* Start Exercise input *

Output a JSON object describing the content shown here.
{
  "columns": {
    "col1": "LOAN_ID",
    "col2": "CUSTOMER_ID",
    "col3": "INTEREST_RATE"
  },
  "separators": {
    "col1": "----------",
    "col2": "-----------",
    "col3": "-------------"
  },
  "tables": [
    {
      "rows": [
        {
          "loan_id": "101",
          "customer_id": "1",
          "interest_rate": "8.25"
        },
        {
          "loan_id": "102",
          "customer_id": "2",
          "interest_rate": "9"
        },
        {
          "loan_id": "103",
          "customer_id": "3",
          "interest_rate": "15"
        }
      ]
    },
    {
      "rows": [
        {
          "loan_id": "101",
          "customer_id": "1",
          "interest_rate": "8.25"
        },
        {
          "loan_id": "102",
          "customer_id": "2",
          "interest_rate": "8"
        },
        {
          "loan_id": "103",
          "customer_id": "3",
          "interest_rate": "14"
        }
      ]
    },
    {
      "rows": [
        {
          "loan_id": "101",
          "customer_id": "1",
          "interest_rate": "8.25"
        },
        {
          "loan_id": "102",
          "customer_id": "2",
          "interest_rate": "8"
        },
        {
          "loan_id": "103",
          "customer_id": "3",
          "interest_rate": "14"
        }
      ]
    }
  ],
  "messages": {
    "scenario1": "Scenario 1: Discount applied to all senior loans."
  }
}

* End Exercise input *

## [Your task]
Output the data above exactly, please, line for line.

## [Solution for this task]
Output a JSON object describing the content shown here.
{
  "columns": {
    "col1": "LOAN_ID",
    "col2": "CUSTOMER_ID",
    "col3": "INTEREST_RATE"
  },
  "separators": {
    "col1": "----------",
    "col2": "-----------",
    "col3": "-------------"
  },
  "tables": [
    {
      "rows": [
        {
          "loan_id": "101",
          "customer_id": "1",
          "interest_rate": "8.25"
        },
        {
          "loan_id": "102",
          "customer_id": "2",
          "interest_rate": "9"
        },
        {
          "loan_id": "103",
          "customer_id": "3",
          "interest_rate": "15"
        }
      ]
    },
    {
      "rows": [
        {
          "loan_id": "101",
          "customer_id": "1",
          "interest_rate": "8.25"
        },
        {
          "loan_id": "102",
          "customer_id": "2",
          "interest_rate": "8"
        },
        {
          "loan_id": "103",
          "customer_id": "3",
          "interest_rate": "14"
        }
      ]
    },
    {
      "rows": [
        {
          "loan_id": "101",
          "customer_id": "1",
          "interest_rate": "8.25"
        },
        {
          "loan_id": "102",
          "customer_id": "2",
          "interest_rate": "8"
        },
        {
          "loan_id": "103",
          "customer_id": "3",
          "interest_rate": "14"
        }
      ]
    }
  ],
  "messages": {
    "scenario1": "Scenario 1: Discount applied to all senior loans."
  }
}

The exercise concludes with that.